WORK TO BE COMPLETED: Copy out each line of the material below with no changes.

Stored data:
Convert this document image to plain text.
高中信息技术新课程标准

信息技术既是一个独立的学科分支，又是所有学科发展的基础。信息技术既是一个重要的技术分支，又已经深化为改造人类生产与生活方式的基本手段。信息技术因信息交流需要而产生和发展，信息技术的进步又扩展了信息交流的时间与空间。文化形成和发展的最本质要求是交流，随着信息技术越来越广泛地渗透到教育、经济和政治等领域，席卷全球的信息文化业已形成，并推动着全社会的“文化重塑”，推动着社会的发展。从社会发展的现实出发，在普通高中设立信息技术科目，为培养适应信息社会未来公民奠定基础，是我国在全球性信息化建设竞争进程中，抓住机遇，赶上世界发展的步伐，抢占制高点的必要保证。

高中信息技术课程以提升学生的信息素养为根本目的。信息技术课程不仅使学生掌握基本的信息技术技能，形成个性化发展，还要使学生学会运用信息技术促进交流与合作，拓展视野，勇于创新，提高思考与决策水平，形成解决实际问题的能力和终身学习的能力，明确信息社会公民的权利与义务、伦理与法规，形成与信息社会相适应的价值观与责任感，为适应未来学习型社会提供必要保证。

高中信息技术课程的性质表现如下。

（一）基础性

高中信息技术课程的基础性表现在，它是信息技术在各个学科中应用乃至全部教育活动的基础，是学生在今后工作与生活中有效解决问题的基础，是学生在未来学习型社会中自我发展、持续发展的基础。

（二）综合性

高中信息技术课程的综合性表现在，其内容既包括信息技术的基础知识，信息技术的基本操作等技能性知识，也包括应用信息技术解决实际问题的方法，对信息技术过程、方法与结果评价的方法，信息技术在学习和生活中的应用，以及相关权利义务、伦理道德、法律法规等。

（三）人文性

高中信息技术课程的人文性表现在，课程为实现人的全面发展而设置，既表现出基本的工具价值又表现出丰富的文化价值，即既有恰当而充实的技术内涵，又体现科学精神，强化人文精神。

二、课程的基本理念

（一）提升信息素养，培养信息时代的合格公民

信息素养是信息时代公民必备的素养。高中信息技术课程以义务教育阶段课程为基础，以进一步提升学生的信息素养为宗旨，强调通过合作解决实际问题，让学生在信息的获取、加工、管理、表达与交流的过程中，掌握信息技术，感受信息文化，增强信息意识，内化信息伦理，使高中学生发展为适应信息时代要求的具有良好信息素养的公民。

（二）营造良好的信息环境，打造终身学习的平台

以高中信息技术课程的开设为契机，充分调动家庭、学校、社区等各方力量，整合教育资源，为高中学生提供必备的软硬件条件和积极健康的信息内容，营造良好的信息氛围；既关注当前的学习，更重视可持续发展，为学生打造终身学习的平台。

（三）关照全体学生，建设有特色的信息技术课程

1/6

RESULT OF THE TASK:
Convert this document image to plain text.
高中信息技术新课程标准

信息技术既是一个独立的学科分支，又是所有学科发展的基础。信息技术既是一个重要的技术分支，又已经深化为改造人类生产与生活方式的基本手段。信息技术因信息交流需要而产生和发展，信息技术的进步又扩展了信息交流的时间与空间。文化形成和发展的最本质要求是交流，随着信息技术越来越广泛地渗透到教育、经济和政治等领域，席卷全球的信息文化业已形成，并推动着全社会的“文化重塑”，推动着社会的发展。从社会发展的现实出发，在普通高中设立信息技术科目，为培养适应信息社会未来公民奠定基础，是我国在全球性信息化建设竞争进程中，抓住机遇，赶上世界发展的步伐，抢占制高点的必要保证。

高中信息技术课程以提升学生的信息素养为根本目的。信息技术课程不仅使学生掌握基本的信息技术技能，形成个性化发展，还要使学生学会运用信息技术促进交流与合作，拓展视野，勇于创新，提高思考与决策水平，形成解决实际问题的能力和终身学习的能力，明确信息社会公民的权利与义务、伦理与法规，形成与信息社会相适应的价值观与责任感，为适应未来学习型社会提供必要保证。

高中信息技术课程的性质表现如下。

（一）基础性

高中信息技术课程的基础性表现在，它是信息技术在各个学科中应用乃至全部教育活动的基础，是学生在今后工作与生活中有效解决问题的基础，是学生在未来学习型社会中自我发展、持续发展的基础。

（二）综合性

高中信息技术课程的综合性表现在，其内容既包括信息技术的基础知识，信息技术的基本操作等技能性知识，也包括应用信息技术解决实际问题的方法，对信息技术过程、方法与结果评价的方法，信息技术在学习和生活中的应用，以及相关权利义务、伦理道德、法律法规等。

（三）人文性

高中信息技术课程的人文性表现在，课程为实现人的全面发展而设置，既表现出基本的工具价值又表现出丰富的文化价值，即既有恰当而充实的技术内涵，又体现科学精神，强化人文精神。

二、课程的基本理念

（一）提升信息素养，培养信息时代的合格公民

信息素养是信息时代公民必备的素养。高中信息技术课程以义务教育阶段课程为基础，以进一步提升学生的信息素养为宗旨，强调通过合作解决实际问题，让学生在信息的获取、加工、管理、表达与交流的过程中，掌握信息技术，感受信息文化，增强信息意识，内化信息伦理，使高中学生发展为适应信息时代要求的具有良好信息素养的公民。

（二）营造良好的信息环境，打造终身学习的平台

以高中信息技术课程的开设为契机，充分调动家庭、学校、社区等各方力量，整合教育资源，为高中学生提供必备的软硬件条件和积极健康的信息内容，营造良好的信息氛围；既关注当前的学习，更重视可持续发展，为学生打造终身学习的平台。

（三）关照全体学生，建设有特色的信息技术课程

1/6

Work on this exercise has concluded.